-- START --
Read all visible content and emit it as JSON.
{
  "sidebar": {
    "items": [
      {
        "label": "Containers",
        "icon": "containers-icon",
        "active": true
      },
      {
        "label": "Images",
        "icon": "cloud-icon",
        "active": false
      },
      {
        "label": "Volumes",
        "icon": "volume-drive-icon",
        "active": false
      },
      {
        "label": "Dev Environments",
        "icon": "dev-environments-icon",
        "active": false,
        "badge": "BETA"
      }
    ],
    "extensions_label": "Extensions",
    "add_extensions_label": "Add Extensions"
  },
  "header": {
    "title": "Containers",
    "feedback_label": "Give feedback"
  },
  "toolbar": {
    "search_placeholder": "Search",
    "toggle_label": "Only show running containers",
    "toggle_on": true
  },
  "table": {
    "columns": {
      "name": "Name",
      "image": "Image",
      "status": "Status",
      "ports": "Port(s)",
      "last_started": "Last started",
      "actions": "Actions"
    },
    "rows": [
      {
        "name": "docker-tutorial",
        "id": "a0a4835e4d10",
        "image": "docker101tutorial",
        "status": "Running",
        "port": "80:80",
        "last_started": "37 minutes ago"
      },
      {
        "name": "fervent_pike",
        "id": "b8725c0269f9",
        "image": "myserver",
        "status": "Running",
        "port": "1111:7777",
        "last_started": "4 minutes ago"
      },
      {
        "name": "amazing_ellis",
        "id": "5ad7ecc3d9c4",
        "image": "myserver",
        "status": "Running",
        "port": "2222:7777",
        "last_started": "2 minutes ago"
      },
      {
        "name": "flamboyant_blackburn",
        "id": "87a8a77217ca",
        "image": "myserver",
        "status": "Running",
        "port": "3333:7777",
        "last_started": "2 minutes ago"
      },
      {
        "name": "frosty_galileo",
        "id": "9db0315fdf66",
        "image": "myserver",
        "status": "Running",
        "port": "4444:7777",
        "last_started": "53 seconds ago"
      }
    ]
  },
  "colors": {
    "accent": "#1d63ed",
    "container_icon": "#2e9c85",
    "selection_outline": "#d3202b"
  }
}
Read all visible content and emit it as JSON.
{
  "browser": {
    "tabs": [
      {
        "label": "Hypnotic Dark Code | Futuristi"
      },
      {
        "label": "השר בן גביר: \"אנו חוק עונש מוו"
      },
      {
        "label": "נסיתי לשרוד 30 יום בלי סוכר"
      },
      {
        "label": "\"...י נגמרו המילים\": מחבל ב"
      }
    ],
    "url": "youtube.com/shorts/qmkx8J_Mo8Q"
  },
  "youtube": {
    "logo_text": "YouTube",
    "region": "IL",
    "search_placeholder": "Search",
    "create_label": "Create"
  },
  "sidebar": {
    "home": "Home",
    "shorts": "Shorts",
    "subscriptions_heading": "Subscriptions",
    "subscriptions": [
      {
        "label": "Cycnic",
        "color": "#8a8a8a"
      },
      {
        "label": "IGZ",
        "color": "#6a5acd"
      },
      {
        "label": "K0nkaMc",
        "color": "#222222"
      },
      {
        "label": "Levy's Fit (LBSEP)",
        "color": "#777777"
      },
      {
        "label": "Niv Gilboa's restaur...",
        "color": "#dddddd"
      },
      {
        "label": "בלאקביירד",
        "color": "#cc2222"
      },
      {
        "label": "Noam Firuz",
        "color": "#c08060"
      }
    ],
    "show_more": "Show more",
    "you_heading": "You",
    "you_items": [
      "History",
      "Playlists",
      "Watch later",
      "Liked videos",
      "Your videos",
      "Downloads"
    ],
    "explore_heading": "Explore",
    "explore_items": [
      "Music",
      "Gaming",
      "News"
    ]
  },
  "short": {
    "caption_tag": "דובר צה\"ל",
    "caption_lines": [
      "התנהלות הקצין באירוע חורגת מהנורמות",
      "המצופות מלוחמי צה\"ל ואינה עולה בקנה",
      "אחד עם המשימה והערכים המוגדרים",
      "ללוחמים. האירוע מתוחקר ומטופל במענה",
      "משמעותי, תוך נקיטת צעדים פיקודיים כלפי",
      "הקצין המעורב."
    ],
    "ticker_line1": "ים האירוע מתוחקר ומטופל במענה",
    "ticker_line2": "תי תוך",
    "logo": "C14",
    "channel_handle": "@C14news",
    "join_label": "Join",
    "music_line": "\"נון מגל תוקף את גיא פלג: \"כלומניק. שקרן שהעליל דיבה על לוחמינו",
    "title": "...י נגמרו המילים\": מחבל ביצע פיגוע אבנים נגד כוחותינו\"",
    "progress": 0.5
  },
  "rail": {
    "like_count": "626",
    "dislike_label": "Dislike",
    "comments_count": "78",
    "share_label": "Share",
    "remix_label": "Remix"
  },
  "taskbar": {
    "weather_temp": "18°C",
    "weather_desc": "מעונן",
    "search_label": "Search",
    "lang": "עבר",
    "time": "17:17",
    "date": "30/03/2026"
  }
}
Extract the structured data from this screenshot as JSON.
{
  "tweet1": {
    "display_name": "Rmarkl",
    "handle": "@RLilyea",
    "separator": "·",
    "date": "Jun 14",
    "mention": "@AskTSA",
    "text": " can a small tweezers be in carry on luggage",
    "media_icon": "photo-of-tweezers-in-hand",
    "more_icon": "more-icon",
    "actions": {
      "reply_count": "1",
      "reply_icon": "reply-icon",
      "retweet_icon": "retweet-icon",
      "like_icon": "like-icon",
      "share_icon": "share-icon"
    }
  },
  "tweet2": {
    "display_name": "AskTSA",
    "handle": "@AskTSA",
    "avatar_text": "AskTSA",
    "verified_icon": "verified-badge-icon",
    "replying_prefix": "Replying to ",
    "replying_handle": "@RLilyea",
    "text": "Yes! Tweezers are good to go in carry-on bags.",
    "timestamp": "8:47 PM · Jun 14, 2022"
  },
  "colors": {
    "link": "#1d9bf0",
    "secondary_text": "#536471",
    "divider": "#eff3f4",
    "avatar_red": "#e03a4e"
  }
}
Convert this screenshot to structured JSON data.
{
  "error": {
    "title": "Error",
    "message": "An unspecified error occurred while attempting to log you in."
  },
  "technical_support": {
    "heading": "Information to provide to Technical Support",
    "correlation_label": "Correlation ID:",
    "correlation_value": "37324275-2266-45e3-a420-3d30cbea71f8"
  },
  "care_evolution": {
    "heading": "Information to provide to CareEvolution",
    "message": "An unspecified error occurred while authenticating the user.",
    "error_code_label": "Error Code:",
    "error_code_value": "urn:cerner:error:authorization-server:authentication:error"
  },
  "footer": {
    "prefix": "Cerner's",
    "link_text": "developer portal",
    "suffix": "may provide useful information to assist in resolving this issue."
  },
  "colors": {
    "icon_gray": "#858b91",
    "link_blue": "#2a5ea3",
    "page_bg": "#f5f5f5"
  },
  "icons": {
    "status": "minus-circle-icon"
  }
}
-- END --
Select and copy every line from the records that includes the word "נגמרו".

### Completed task
        "label": "\"...י נגמרו המילים\": מחבל ב"
    "title": "...י נגמרו המילים\": מחבל ביצע פיגוע אבנים נגד כוחותינו\"",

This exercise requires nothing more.